↓↓↓

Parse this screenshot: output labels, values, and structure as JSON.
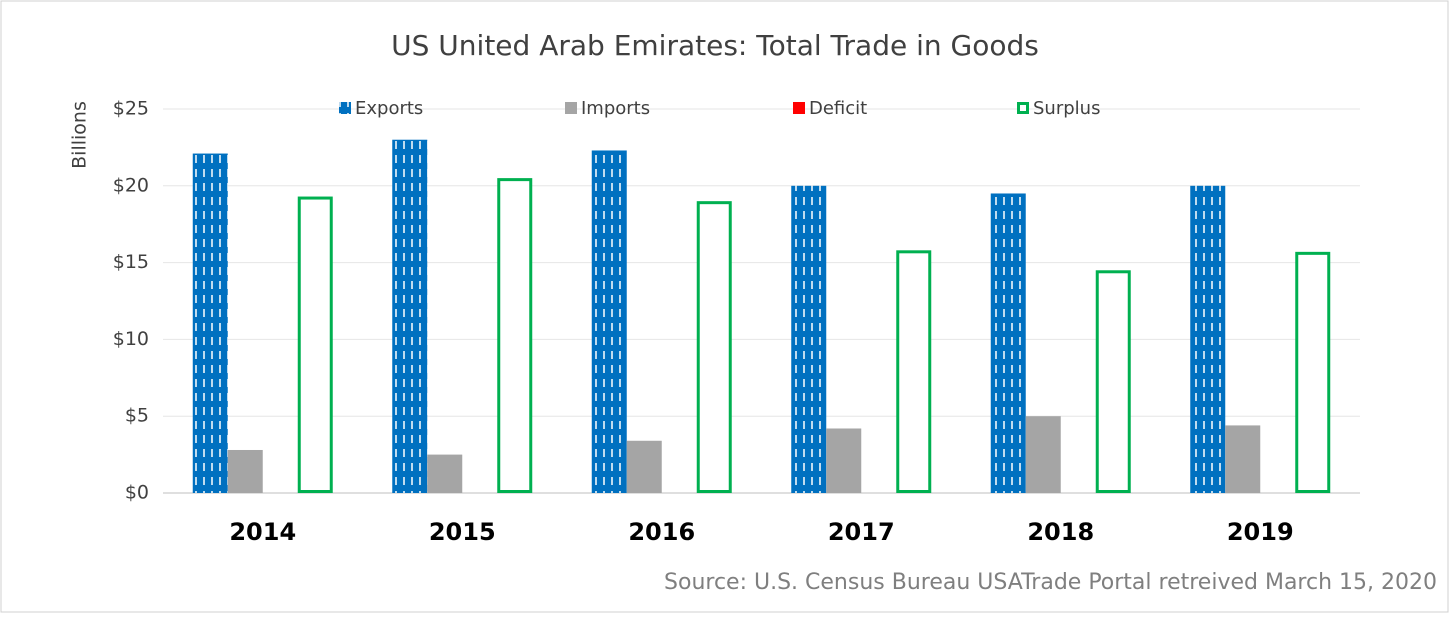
{
  "chart_data": {
    "type": "bar",
    "title": "US United Arab Emirates: Total Trade in Goods",
    "y_label": "Billions",
    "source": "Source: U.S. Census Bureau USATrade Portal retreived March 15, 2020",
    "categories": [
      "2014",
      "2015",
      "2016",
      "2017",
      "2018",
      "2019"
    ],
    "series": [
      {
        "name": "Exports",
        "color": "#0070c0",
        "style": "dashed",
        "values": [
          22.1,
          23.0,
          22.3,
          20.0,
          19.5,
          20.0
        ]
      },
      {
        "name": "Imports",
        "color": "#a5a5a5",
        "style": "solid",
        "values": [
          2.8,
          2.5,
          3.4,
          4.2,
          5.0,
          4.4
        ]
      },
      {
        "name": "Deficit",
        "color": "#ff0000",
        "style": "solid",
        "values": [
          null,
          null,
          null,
          null,
          null,
          null
        ]
      },
      {
        "name": "Surplus",
        "color": "#00b050",
        "style": "outline",
        "values": [
          19.3,
          20.5,
          19.0,
          15.8,
          14.5,
          15.7
        ]
      }
    ],
    "ylim": [
      0,
      25
    ],
    "yticks": [
      {
        "value": 0,
        "label": "$0"
      },
      {
        "value": 5,
        "label": "$5"
      },
      {
        "value": 10,
        "label": "$10"
      },
      {
        "value": 15,
        "label": "$15"
      },
      {
        "value": 20,
        "label": "$20"
      },
      {
        "value": 25,
        "label": "$25"
      }
    ],
    "grid": true
  }
}
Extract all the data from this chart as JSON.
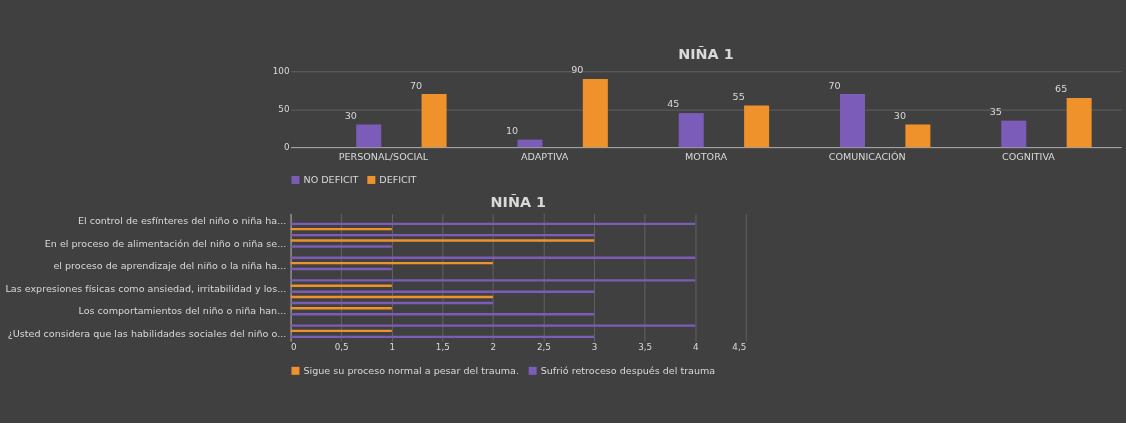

↑↑↑

__YOUR OBJECTIVE__.
Only lines with the word "style" are wanted, so copy each one from the records.

__FINAL RESULT__.
        "style": "dashed",
        "style": "solid",
        "style": "solid",
        "style": "outline",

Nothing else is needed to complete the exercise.